---------- DATA TO USE ----------

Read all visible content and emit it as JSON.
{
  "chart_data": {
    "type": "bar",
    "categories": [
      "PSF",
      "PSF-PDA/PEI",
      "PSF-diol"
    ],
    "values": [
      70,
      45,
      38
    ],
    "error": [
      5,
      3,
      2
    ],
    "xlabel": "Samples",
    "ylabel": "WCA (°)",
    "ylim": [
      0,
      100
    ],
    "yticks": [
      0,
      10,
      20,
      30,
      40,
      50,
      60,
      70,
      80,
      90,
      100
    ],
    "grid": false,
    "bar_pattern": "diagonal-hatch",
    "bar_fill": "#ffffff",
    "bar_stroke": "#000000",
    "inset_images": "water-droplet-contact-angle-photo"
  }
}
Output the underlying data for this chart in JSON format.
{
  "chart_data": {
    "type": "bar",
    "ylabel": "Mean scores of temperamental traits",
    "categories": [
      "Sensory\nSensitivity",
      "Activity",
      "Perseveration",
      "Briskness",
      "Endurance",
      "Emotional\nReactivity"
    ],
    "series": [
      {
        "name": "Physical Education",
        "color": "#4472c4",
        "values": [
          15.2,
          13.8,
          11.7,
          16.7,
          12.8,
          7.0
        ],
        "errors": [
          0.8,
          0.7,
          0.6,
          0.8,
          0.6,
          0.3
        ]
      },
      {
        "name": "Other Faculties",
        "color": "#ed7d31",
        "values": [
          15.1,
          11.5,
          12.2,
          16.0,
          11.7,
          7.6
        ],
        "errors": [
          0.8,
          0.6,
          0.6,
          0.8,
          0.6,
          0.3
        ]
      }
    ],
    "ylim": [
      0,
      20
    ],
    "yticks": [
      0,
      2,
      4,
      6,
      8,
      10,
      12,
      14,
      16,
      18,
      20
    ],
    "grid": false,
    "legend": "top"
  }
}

----------

◆ WORK REQUIRED
All of the material above needs to be copied exactly.

◆ RESULT
Read all visible content and emit it as JSON.
{
  "chart_data": {
    "type": "bar",
    "categories": [
      "PSF",
      "PSF-PDA/PEI",
      "PSF-diol"
    ],
    "values": [
      70,
      45,
      38
    ],
    "error": [
      5,
      3,
      2
    ],
    "xlabel": "Samples",
    "ylabel": "WCA (°)",
    "ylim": [
      0,
      100
    ],
    "yticks": [
      0,
      10,
      20,
      30,
      40,
      50,
      60,
      70,
      80,
      90,
      100
    ],
    "grid": false,
    "bar_pattern": "diagonal-hatch",
    "bar_fill": "#ffffff",
    "bar_stroke": "#000000",
    "inset_images": "water-droplet-contact-angle-photo"
  }
}
Output the underlying data for this chart in JSON format.
{
  "chart_data": {
    "type": "bar",
    "ylabel": "Mean scores of temperamental traits",
    "categories": [
      "Sensory\nSensitivity",
      "Activity",
      "Perseveration",
      "Briskness",
      "Endurance",
      "Emotional\nReactivity"
    ],
    "series": [
      {
        "name": "Physical Education",
        "color": "#4472c4",
        "values": [
          15.2,
          13.8,
          11.7,
          16.7,
          12.8,
          7.0
        ],
        "errors": [
          0.8,
          0.7,
          0.6,
          0.8,
          0.6,
          0.3
        ]
      },
      {
        "name": "Other Faculties",
        "color": "#ed7d31",
        "values": [
          15.1,
          11.5,
          12.2,
          16.0,
          11.7,
          7.6
        ],
        "errors": [
          0.8,
          0.6,
          0.6,
          0.8,
          0.6,
          0.3
        ]
      }
    ],
    "ylim": [
      0,
      20
    ],
    "yticks": [
      0,
      2,
      4,
      6,
      8,
      10,
      12,
      14,
      16,
      18,
      20
    ],
    "grid": false,
    "legend": "top"
  }
}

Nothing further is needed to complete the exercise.